### What to work on
Return each line of the data below verbatim; pictures are to be left out.

··· Source material ···

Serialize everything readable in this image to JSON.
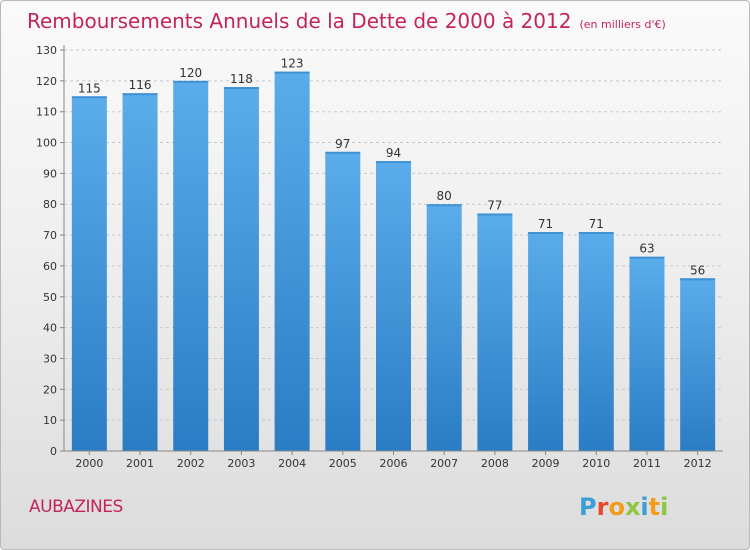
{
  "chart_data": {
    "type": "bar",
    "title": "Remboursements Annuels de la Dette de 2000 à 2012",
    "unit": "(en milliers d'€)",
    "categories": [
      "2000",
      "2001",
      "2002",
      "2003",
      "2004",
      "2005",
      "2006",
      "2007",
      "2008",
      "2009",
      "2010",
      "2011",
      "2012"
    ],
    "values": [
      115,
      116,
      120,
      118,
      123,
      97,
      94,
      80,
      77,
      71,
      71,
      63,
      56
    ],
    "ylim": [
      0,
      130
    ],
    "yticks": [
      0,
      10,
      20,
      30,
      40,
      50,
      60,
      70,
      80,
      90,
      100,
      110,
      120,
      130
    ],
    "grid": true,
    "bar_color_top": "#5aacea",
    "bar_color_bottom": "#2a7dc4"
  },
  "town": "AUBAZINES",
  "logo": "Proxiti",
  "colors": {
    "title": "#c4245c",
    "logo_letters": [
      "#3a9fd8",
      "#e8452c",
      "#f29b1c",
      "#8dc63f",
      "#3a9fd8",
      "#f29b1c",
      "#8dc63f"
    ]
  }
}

···

### Output of the task
Serialize everything readable in this image to JSON.
{
  "chart_data": {
    "type": "bar",
    "title": "Remboursements Annuels de la Dette de 2000 à 2012",
    "unit": "(en milliers d'€)",
    "categories": [
      "2000",
      "2001",
      "2002",
      "2003",
      "2004",
      "2005",
      "2006",
      "2007",
      "2008",
      "2009",
      "2010",
      "2011",
      "2012"
    ],
    "values": [
      115,
      116,
      120,
      118,
      123,
      97,
      94,
      80,
      77,
      71,
      71,
      63,
      56
    ],
    "ylim": [
      0,
      130
    ],
    "yticks": [
      0,
      10,
      20,
      30,
      40,
      50,
      60,
      70,
      80,
      90,
      100,
      110,
      120,
      130
    ],
    "grid": true,
    "bar_color_top": "#5aacea",
    "bar_color_bottom": "#2a7dc4"
  },
  "town": "AUBAZINES",
  "logo": "Proxiti",
  "colors": {
    "title": "#c4245c",
    "logo_letters": [
      "#3a9fd8",
      "#e8452c",
      "#f29b1c",
      "#8dc63f",
      "#3a9fd8",
      "#f29b1c",
      "#8dc63f"
    ]
  }
}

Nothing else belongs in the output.